Dataset items:
------------------------------------------------------------

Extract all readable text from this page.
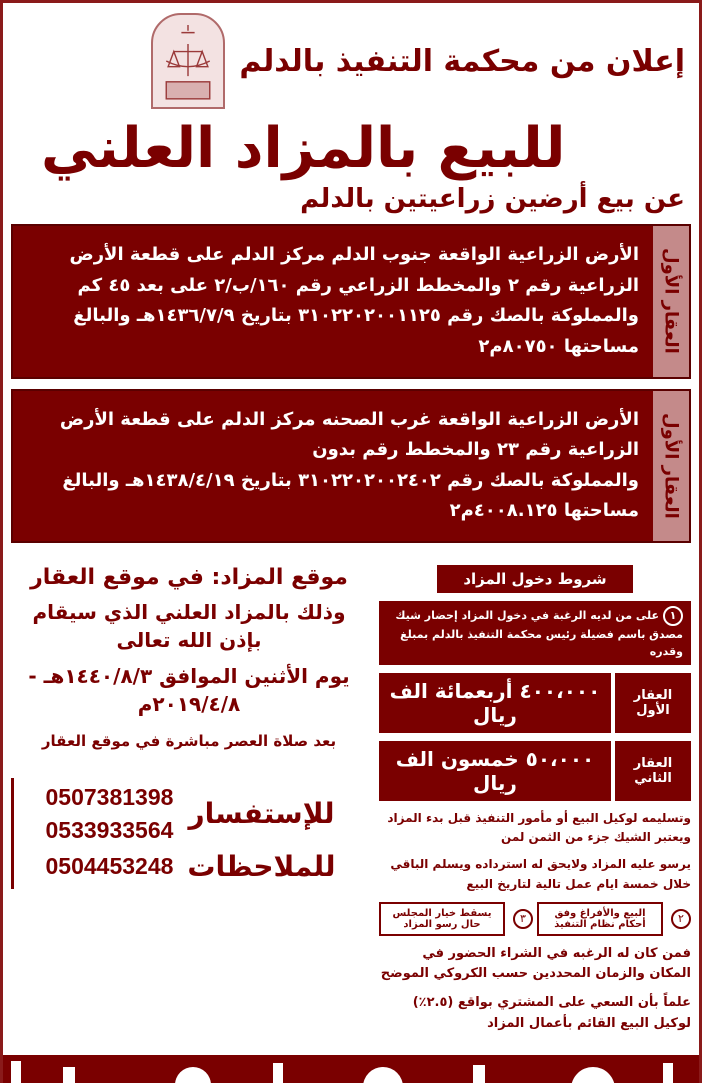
إعلان من محكمة التنفيذ بالدلم
للبيع بالمزاد العلني
عن بيع أرضين زراعيتين بالدلم
العقار الأول
الأرض الزراعية الواقعة جنوب الدلم مركز الدلم على قطعة الأرض الزراعية رقم ٢ والمخطط الزراعي رقم ١٦٠/ب/٢ على بعد ٤٥ كم
والمملوكة بالصك رقم ٣١٠٢٢٠٢٠٠١١٢٥ بتاريخ ١٤٣٦/٧/٩هـ والبالغ مساحتها ٨٠٧٥٠م٢
العقار الأول
الأرض الزراعية الواقعة غرب الصحنه مركز الدلم على قطعة الأرض الزراعية رقم ٢٣ والمخطط رقم بدون
والمملوكة بالصك رقم ٣١٠٢٢٠٢٠٠٢٤٠٢ بتاريخ ١٤٣٨/٤/١٩هـ والبالغ مساحتها ٤٠٠٨.١٢٥م٢
شروط دخول المزاد
١على من لديه الرغبة في دخول المزاد إحضار شيك مصدق باسم فضيلة رئيس محكمة التنفيذ بالدلم بمبلغ وقدره
العقار الأول
٤٠٠،٠٠٠ أربعمائة الف ريال
العقار الثاني
٥٠،٠٠٠ خمسون الف ريال
وتسليمه لوكيل البيع أو مأمور التنفيذ قبل بدء المزاد ويعتبر الشيك جزء من الثمن لمن
يرسو عليه المزاد ولايحق له استرداده ويسلم الباقي خلال خمسة ايام عمل تالية لتاريخ البيع
٢
البيع والأفراغ وفق أحكام نظام التنفيذ
٣
يسقط خيار المجلس حال رسو المزاد
فمن كان له الرغبه في الشراء الحضور في المكان والزمان المحددين حسب الكروكي الموضح
علماً بأن السعي على المشتري بواقع (٢.٥٪) لوكيل البيع القائم بأعمال المزاد
موقع المزاد: في موقع العقار
وذلك بالمزاد العلني الذي سيقام بإذن الله تعالى
يوم الأثنين الموافق ١٤٤٠/٨/٣هـ - ٢٠١٩/٤/٨م
بعد صلاة العصر مباشرة في موقع العقار
للإستفسار
0507381398
0533933564
للملاحظات
0504453248
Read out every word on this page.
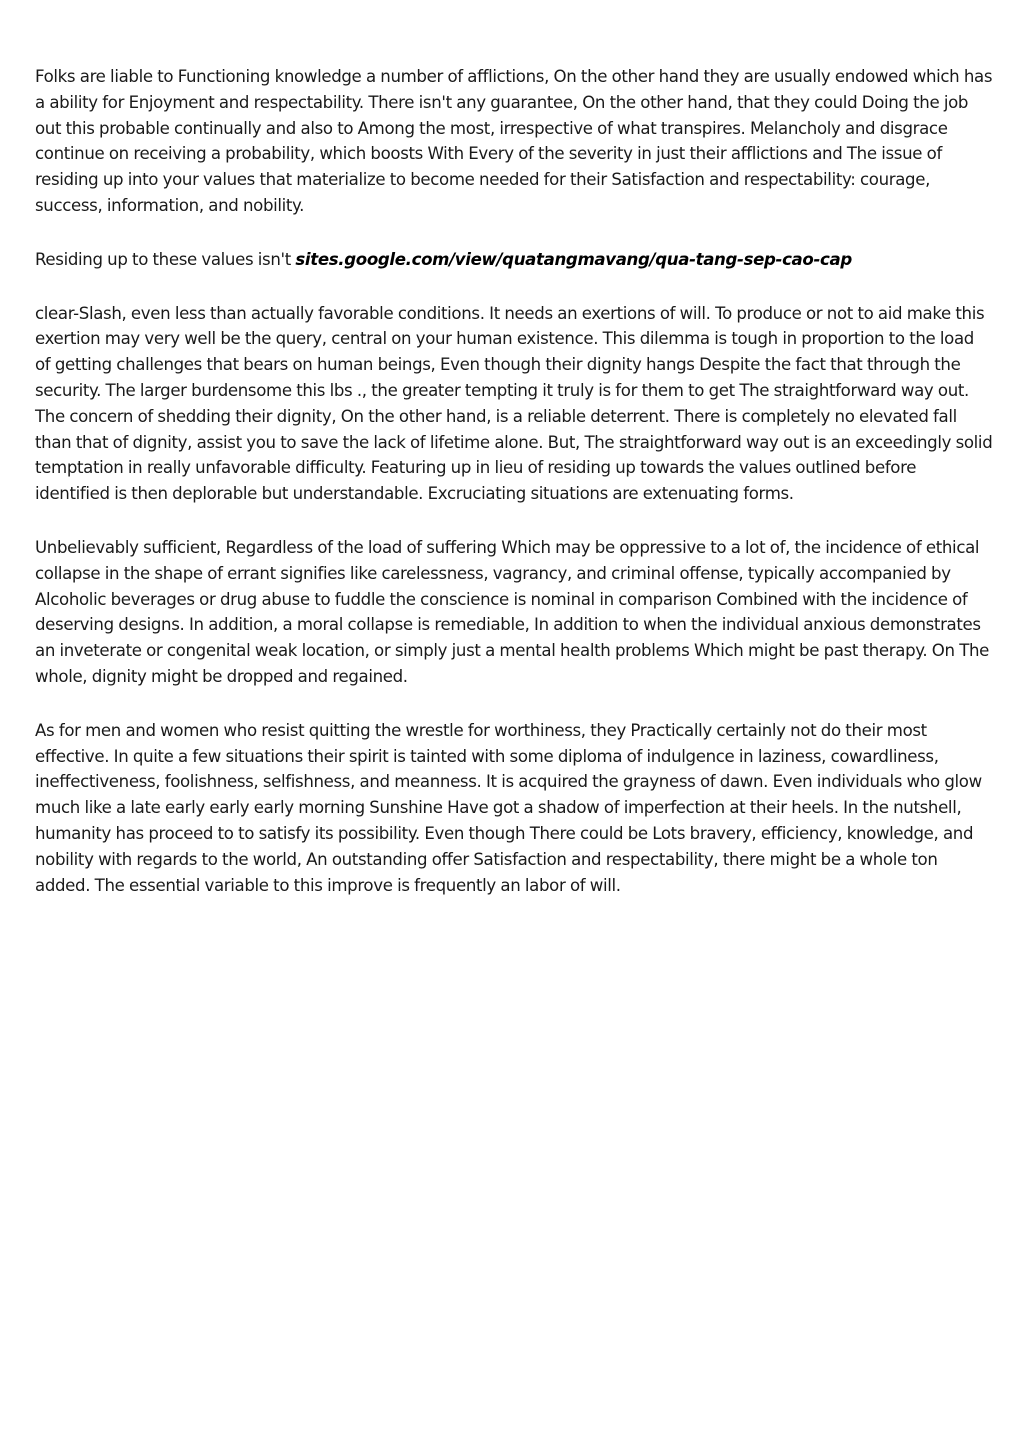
Folks are liable to Functioning knowledge a number of afflictions, On the other hand they are usually endowed which has a ability for Enjoyment and respectability. There isn't any guarantee, On the other hand, that they could Doing the job out this probable continually and also to Among the most, irrespective of what transpires. Melancholy and disgrace continue on receiving a probability, which boosts With Every of the severity in just their afflictions and The issue of residing up into your values that materialize to become needed for their Satisfaction and respectability: courage, success, information, and nobility.

Residing up to these values isn't sites.google.com/view/quatangmavang/qua-tang-sep-cao-cap

clear-Slash, even less than actually favorable conditions. It needs an exertions of will. To produce or not to aid make this exertion may very well be the query, central on your human existence. This dilemma is tough in proportion to the load of getting challenges that bears on human beings, Even though their dignity hangs Despite the fact that through the security. The larger burdensome this lbs ., the greater tempting it truly is for them to get The straightforward way out. The concern of shedding their dignity, On the other hand, is a reliable deterrent. There is completely no elevated fall than that of dignity, assist you to save the lack of lifetime alone. But, The straightforward way out is an exceedingly solid temptation in really unfavorable difficulty. Featuring up in lieu of residing up towards the values outlined before identified is then deplorable but understandable. Excruciating situations are extenuating forms.

Unbelievably sufficient, Regardless of the load of suffering Which may be oppressive to a lot of, the incidence of ethical collapse in the shape of errant signifies like carelessness, vagrancy, and criminal offense, typically accompanied by Alcoholic beverages or drug abuse to fuddle the conscience is nominal in comparison Combined with the incidence of deserving designs. In addition, a moral collapse is remediable, In addition to when the individual anxious demonstrates an inveterate or congenital weak location, or simply just a mental health problems Which might be past therapy. On The whole, dignity might be dropped and regained.

As for men and women who resist quitting the wrestle for worthiness, they Practically certainly not do their most effective. In quite a few situations their spirit is tainted with some diploma of indulgence in laziness, cowardliness, ineffectiveness, foolishness, selfishness, and meanness. It is acquired the grayness of dawn. Even individuals who glow much like a late early early early morning Sunshine Have got a shadow of imperfection at their heels. In the nutshell, humanity has proceed to to satisfy its possibility. Even though There could be Lots bravery, efficiency, knowledge, and nobility with regards to the world, An outstanding offer Satisfaction and respectability, there might be a whole ton added. The essential variable to this improve is frequently an labor of will.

------------------------------------------------------------

» EXERCISE
Go through the listing above and return every line where the word "لوكيل" occurs.

» ANSWER TO THIS EXERCISE
وتسليمه لوكيل البيع أو مأمور التنفيذ قبل بدء المزاد ويعتبر الشيك جزء من الثمن لمن
علماً بأن السعي على المشتري بواقع (٢.٥٪) لوكيل البيع القائم بأعمال المزاد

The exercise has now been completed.